_GIVEN EXERCISE_
In the material below, identify each line bearing the word "sensor". Reproduce those lines.
+++ DATA PROVIDED +++
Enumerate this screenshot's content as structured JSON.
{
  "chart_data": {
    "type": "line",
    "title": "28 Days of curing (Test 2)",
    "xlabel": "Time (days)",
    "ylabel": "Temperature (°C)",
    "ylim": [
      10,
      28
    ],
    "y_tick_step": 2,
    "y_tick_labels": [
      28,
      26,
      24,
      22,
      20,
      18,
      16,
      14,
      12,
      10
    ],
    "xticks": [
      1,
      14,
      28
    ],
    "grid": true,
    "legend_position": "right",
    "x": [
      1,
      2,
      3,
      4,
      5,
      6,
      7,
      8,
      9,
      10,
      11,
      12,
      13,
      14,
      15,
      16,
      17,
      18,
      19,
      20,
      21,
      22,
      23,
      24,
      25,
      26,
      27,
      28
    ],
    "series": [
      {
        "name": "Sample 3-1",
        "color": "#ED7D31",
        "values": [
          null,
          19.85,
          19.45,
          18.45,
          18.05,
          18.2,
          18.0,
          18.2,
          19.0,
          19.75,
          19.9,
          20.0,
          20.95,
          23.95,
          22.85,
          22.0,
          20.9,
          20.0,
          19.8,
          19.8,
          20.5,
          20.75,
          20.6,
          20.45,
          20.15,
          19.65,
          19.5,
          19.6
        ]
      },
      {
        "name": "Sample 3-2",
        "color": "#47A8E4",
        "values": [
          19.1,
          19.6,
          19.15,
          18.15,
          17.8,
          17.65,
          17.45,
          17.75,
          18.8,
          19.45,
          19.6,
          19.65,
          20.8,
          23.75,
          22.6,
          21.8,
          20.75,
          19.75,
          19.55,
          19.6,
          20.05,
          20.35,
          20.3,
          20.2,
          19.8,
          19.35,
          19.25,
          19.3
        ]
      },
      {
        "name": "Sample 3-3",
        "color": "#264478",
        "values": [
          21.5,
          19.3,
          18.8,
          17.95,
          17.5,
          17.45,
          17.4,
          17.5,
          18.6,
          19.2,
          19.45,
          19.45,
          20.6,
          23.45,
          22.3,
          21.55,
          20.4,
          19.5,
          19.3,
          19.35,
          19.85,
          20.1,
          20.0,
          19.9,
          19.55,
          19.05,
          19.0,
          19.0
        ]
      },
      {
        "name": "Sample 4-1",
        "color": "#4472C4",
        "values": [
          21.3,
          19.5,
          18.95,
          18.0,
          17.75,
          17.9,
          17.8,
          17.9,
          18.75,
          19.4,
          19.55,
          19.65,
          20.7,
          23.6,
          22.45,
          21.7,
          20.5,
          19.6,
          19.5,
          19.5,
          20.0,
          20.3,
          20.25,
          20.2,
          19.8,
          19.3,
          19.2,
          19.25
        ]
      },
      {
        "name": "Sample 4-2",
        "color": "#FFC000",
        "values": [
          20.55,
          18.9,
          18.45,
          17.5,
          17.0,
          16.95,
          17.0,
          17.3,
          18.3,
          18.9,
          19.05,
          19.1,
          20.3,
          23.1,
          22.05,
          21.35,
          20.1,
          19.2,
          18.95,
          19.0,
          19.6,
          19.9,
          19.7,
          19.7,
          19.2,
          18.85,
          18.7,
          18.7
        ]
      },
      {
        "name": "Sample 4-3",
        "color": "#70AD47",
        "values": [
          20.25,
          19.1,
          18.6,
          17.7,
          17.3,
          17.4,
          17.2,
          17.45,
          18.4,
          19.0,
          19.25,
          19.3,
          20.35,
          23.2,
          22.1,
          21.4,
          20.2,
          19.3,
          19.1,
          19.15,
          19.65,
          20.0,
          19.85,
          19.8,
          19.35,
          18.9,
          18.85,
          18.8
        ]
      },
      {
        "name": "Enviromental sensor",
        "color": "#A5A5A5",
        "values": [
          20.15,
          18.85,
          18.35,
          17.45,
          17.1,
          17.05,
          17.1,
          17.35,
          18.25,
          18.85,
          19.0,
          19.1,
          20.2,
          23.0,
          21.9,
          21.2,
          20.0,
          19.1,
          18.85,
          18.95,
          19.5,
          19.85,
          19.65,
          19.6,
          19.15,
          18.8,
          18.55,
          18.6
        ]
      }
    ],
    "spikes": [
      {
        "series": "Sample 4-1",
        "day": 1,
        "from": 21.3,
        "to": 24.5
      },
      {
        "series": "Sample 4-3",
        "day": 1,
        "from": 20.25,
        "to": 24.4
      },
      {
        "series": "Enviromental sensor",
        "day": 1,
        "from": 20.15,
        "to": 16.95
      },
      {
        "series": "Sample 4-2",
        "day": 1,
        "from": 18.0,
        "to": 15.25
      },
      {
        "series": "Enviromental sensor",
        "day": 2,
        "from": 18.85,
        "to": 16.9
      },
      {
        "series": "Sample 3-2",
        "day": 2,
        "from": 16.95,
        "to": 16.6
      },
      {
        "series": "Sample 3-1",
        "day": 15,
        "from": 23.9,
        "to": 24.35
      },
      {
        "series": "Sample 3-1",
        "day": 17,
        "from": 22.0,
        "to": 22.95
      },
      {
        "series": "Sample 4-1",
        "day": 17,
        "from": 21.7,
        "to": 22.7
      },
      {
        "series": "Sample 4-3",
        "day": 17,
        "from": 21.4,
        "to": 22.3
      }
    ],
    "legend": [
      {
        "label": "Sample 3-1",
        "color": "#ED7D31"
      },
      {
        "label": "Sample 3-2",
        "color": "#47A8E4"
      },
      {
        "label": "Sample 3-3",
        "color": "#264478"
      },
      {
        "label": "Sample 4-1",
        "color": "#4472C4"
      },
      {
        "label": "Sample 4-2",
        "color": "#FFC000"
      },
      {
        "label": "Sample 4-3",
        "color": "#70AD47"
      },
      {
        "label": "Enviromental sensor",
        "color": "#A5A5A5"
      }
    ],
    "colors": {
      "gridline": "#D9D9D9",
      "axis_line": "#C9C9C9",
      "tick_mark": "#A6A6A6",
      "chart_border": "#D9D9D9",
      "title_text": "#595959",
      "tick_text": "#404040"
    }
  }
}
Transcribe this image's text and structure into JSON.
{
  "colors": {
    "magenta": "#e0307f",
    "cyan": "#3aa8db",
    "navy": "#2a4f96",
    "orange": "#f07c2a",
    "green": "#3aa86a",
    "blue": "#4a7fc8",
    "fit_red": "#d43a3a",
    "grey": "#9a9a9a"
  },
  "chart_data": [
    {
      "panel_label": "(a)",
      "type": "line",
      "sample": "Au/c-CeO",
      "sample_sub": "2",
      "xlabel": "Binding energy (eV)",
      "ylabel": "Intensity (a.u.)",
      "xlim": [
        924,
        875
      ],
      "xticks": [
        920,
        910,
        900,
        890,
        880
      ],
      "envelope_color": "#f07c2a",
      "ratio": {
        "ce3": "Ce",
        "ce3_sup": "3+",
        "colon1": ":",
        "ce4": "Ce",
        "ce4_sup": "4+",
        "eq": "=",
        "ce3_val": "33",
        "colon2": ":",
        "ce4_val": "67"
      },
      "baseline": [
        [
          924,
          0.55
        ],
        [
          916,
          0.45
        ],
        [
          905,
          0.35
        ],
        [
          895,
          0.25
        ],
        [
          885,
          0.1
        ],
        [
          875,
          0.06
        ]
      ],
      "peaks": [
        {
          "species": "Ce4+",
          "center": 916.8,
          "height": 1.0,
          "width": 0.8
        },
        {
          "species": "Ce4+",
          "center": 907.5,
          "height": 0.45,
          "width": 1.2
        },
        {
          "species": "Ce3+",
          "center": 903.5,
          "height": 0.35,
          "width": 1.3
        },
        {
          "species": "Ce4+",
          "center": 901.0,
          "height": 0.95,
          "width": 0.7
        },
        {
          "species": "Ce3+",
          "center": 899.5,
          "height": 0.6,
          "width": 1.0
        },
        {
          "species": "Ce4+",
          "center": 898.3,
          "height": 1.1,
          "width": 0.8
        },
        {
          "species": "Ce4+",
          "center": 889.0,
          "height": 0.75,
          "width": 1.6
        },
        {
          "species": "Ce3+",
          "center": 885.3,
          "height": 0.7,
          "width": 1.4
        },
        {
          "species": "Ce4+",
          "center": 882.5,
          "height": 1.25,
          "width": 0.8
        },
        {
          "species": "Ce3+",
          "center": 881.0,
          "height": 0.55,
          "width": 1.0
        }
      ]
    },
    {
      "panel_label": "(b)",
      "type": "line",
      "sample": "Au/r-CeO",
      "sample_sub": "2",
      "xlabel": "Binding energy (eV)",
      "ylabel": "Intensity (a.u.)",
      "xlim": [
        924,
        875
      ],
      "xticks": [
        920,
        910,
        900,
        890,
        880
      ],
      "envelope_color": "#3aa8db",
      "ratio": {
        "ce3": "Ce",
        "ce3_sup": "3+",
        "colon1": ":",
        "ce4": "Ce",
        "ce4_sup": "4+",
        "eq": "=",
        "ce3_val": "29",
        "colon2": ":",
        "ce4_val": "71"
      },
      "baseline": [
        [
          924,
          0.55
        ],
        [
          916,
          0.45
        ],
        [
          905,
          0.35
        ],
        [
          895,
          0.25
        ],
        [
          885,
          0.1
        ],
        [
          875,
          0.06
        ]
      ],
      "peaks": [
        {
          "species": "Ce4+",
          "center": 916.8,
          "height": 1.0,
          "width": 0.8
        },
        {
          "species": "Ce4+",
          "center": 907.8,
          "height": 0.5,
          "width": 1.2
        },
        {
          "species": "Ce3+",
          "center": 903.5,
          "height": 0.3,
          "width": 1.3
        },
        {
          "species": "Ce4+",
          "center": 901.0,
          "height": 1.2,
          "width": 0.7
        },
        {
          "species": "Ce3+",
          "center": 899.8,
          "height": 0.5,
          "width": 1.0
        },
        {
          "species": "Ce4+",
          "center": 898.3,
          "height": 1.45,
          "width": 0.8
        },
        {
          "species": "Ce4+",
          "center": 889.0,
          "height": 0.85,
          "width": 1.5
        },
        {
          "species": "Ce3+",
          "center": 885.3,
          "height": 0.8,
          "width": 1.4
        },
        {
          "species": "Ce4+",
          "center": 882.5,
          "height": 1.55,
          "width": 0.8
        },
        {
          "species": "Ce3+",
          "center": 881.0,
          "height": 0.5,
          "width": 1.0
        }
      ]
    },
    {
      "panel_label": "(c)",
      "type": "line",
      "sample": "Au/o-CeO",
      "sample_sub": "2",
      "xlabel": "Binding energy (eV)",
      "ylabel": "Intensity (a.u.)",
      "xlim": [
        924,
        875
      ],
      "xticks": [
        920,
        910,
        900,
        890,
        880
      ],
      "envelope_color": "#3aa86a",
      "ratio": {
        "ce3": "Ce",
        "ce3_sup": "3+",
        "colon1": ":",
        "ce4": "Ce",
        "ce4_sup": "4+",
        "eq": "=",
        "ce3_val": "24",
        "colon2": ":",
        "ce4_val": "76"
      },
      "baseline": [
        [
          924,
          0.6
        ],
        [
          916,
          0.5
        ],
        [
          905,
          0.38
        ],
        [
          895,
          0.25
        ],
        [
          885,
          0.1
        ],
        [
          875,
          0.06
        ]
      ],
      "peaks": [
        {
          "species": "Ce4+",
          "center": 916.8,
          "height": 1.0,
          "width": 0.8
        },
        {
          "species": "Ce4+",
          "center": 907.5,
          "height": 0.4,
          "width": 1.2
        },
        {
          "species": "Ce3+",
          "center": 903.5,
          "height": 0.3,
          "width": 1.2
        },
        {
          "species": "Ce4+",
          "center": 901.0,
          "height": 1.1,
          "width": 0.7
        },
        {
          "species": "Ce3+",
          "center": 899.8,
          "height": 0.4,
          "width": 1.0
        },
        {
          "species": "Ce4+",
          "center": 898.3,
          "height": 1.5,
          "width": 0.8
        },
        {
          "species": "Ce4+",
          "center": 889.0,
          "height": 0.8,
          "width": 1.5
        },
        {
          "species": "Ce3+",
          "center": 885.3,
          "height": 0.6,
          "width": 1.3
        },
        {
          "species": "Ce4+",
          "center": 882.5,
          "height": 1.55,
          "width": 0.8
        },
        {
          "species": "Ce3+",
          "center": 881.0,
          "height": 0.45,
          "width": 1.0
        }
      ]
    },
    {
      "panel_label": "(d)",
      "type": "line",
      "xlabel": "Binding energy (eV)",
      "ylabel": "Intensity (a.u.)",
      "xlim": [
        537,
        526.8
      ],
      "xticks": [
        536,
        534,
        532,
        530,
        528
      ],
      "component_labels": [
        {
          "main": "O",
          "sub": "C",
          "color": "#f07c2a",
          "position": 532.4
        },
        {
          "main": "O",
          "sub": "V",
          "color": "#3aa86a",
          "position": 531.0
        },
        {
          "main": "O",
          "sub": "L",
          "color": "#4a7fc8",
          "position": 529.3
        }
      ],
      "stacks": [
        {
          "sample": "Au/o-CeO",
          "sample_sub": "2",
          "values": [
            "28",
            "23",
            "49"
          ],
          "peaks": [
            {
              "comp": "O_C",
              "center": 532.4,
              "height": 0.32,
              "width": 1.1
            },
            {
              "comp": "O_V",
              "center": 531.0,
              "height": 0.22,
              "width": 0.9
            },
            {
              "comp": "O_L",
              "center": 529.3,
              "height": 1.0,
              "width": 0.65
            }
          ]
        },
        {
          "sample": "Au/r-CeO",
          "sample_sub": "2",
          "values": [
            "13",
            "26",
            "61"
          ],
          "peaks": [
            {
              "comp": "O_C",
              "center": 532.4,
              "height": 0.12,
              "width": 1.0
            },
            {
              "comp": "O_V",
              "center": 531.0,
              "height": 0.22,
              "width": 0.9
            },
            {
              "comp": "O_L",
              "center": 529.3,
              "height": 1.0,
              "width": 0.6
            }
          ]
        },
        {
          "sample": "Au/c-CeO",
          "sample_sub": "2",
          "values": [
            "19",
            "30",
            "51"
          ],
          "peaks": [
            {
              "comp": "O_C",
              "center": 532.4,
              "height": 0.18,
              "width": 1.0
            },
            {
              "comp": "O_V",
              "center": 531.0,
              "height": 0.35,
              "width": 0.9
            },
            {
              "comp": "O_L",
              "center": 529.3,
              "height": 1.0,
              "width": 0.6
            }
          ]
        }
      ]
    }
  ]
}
+++
_ANSWER FOR THIS EXERCISE_
        "name": "Enviromental sensor",
        "series": "Enviromental sensor",
        "series": "Enviromental sensor",
        "label": "Enviromental sensor",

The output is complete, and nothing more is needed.